PROBLEM DESCRIPTION ▸
Spot every line with the word "JSON" and return it.

*-*-*

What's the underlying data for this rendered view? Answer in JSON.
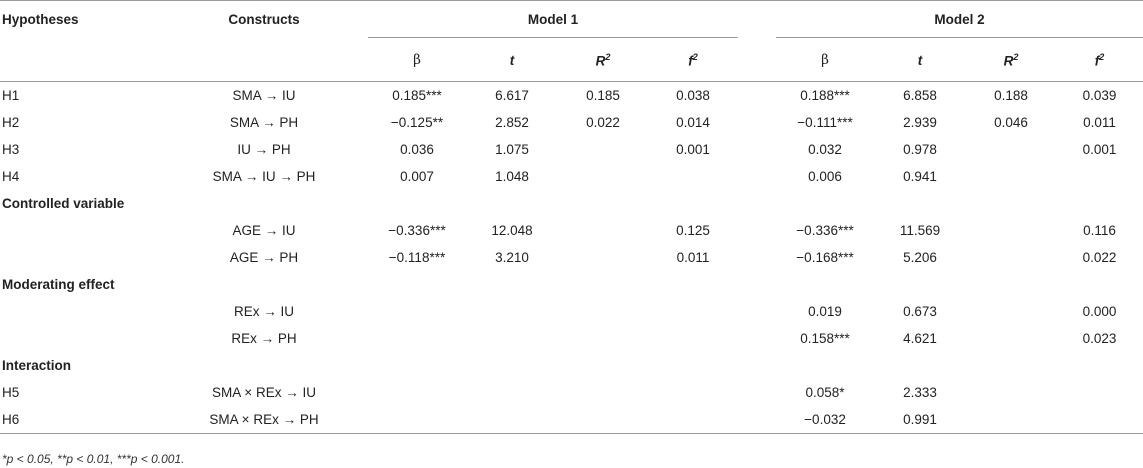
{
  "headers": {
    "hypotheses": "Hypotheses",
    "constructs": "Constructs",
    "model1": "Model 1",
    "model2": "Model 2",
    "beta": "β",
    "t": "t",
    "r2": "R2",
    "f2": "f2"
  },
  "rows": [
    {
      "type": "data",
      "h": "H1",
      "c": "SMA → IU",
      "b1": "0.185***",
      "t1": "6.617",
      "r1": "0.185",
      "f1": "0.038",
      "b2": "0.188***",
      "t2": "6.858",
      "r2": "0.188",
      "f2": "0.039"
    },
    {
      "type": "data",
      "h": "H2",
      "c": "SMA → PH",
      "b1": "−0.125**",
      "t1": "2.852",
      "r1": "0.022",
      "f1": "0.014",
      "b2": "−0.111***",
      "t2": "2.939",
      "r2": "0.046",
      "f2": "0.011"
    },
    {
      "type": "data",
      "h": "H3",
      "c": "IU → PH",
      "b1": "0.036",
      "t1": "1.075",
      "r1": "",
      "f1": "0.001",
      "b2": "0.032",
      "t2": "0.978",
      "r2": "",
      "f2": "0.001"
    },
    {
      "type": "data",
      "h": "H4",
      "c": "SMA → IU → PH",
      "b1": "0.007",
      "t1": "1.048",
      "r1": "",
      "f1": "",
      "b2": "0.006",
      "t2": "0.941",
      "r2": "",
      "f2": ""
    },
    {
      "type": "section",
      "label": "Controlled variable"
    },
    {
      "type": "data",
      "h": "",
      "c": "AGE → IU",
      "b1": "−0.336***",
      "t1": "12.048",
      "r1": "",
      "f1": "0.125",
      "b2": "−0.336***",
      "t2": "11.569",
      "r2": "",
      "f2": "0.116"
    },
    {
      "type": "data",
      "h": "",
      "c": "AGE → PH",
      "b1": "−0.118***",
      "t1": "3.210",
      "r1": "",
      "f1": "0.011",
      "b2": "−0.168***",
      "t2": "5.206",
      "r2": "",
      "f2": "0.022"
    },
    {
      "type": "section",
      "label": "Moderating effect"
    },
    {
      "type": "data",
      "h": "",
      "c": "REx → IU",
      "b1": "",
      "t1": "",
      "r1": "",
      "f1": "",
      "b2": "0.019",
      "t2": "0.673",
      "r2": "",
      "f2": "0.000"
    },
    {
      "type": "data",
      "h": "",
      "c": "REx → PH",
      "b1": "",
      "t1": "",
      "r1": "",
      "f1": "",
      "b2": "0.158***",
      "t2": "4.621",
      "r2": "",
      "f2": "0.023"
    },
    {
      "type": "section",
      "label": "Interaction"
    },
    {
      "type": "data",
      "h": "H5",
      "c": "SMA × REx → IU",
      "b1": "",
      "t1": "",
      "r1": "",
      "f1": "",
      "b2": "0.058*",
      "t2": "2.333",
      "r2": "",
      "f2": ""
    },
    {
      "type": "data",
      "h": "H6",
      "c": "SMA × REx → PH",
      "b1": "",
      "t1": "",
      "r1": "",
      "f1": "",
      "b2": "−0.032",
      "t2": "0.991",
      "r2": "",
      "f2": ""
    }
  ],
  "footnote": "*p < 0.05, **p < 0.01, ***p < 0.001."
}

*-*-*

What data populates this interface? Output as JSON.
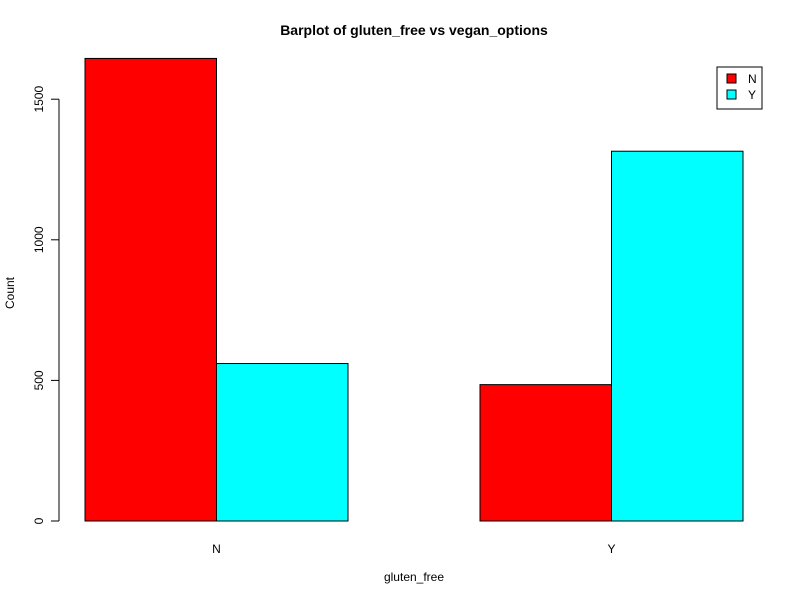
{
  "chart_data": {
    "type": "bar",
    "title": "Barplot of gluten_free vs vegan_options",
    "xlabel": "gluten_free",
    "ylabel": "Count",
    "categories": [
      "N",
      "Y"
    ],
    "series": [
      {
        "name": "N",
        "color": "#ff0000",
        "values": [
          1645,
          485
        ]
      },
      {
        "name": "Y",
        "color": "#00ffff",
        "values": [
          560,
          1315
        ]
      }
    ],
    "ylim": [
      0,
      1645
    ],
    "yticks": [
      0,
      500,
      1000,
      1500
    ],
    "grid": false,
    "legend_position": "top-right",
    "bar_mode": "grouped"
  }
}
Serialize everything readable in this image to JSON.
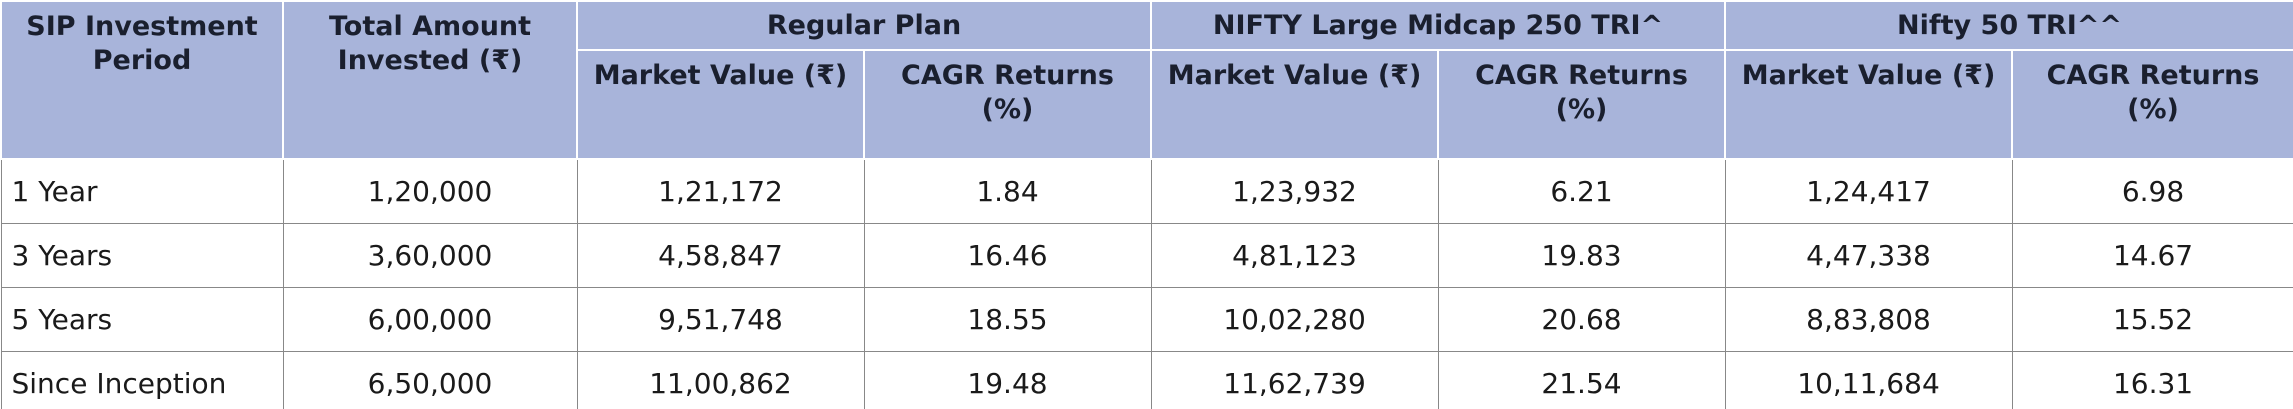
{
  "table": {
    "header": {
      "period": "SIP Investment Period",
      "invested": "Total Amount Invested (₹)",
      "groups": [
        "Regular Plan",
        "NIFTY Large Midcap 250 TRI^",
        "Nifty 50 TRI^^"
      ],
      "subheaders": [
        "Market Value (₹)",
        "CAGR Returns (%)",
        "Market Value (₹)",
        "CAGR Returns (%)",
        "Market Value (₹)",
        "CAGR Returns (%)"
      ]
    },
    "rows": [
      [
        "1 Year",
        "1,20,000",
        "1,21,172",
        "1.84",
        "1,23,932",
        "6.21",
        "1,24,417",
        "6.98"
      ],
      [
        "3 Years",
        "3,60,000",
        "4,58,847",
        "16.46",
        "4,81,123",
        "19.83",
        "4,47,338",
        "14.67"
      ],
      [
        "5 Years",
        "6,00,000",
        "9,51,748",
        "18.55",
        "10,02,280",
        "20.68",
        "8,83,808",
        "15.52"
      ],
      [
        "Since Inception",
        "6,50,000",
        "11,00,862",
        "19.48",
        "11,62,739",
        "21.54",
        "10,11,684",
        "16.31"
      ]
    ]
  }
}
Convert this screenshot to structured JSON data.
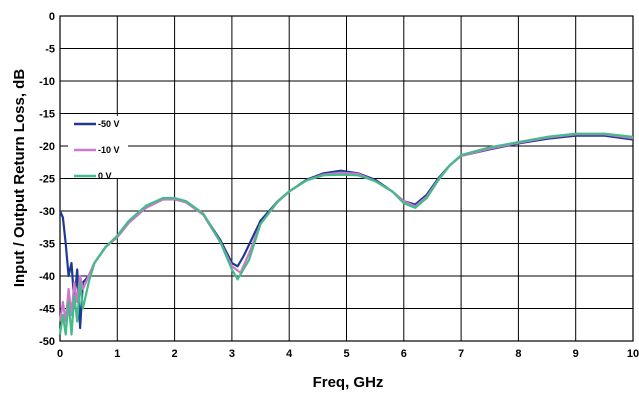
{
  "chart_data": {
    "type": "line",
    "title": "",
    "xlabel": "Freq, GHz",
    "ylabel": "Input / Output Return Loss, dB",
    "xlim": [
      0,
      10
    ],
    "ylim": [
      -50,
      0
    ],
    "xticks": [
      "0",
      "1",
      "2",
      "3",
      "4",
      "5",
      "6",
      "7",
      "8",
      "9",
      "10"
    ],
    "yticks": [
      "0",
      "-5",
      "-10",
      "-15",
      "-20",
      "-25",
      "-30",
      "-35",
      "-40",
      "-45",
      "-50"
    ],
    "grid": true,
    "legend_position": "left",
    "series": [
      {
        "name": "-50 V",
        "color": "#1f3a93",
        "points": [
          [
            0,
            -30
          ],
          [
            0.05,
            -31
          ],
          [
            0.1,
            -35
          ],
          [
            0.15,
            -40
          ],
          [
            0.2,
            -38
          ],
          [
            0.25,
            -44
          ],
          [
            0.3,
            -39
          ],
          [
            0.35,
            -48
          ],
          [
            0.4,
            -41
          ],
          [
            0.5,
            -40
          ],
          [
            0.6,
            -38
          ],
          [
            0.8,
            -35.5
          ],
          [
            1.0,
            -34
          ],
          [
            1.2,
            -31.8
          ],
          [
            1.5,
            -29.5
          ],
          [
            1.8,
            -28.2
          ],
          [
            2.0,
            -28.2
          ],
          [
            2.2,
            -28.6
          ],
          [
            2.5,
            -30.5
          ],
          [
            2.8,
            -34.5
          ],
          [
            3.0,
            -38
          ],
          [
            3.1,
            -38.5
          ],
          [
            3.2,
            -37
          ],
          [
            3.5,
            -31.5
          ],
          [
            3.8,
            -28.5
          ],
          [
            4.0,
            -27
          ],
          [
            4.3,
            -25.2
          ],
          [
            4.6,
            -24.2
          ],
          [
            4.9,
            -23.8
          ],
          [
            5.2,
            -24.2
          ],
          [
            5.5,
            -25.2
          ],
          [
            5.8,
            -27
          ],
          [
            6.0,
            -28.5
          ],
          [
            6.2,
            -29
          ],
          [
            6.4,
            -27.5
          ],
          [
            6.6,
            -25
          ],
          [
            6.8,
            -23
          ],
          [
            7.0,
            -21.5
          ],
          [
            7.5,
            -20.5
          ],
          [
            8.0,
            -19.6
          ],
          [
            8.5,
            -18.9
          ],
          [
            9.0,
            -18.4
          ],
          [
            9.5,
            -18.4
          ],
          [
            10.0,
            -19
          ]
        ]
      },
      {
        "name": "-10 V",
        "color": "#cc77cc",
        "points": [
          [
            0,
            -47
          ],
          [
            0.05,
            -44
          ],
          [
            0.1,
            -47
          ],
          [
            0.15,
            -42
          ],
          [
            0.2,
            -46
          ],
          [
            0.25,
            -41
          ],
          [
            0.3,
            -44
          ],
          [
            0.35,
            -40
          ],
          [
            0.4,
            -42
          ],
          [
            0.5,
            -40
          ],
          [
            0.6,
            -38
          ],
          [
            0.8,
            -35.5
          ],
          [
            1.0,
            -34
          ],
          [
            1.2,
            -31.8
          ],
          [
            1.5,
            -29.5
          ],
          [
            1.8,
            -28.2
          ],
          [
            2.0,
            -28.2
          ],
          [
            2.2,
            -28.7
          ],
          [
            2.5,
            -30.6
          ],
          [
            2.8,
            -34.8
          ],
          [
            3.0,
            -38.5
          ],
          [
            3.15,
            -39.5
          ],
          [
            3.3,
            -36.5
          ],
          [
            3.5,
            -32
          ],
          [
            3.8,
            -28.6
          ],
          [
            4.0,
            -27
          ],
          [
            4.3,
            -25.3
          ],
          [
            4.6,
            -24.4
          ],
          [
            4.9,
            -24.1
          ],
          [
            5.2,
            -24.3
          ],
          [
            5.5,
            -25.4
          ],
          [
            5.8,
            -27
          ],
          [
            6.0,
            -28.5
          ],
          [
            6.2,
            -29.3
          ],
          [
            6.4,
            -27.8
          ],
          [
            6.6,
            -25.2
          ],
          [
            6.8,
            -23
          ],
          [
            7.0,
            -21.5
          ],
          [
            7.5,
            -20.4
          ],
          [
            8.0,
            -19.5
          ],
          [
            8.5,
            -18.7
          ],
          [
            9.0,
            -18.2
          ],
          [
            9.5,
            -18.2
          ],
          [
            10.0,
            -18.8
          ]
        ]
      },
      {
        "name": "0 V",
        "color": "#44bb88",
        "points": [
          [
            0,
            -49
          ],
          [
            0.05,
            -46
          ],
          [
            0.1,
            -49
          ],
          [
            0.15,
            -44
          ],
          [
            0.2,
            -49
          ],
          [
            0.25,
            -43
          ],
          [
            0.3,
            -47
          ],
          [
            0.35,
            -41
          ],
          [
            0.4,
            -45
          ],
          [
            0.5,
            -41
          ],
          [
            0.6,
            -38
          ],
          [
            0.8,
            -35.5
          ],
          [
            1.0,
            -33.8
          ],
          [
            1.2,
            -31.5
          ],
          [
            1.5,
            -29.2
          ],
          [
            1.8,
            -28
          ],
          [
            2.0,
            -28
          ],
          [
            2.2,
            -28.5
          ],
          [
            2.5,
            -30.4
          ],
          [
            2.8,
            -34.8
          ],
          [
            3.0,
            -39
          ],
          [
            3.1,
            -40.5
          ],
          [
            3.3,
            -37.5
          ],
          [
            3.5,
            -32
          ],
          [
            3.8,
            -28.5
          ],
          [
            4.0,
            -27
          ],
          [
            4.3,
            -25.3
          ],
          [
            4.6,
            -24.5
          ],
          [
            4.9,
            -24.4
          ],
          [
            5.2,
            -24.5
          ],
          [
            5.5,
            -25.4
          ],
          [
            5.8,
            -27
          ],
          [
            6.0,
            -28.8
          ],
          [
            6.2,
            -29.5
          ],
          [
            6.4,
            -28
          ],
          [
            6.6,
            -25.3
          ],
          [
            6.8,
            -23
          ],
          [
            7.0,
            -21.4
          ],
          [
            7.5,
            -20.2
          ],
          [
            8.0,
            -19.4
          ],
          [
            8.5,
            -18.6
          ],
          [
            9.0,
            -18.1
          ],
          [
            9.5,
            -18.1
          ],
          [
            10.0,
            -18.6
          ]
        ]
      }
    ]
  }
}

*-*-*

THE ANSWER ▸
What's the underlying data for this rendered view? Answer in JSON.
What data populates this interface? Output as JSON.
Serialize everything readable in this image to JSON.
Convert this screenshot to structured JSON data.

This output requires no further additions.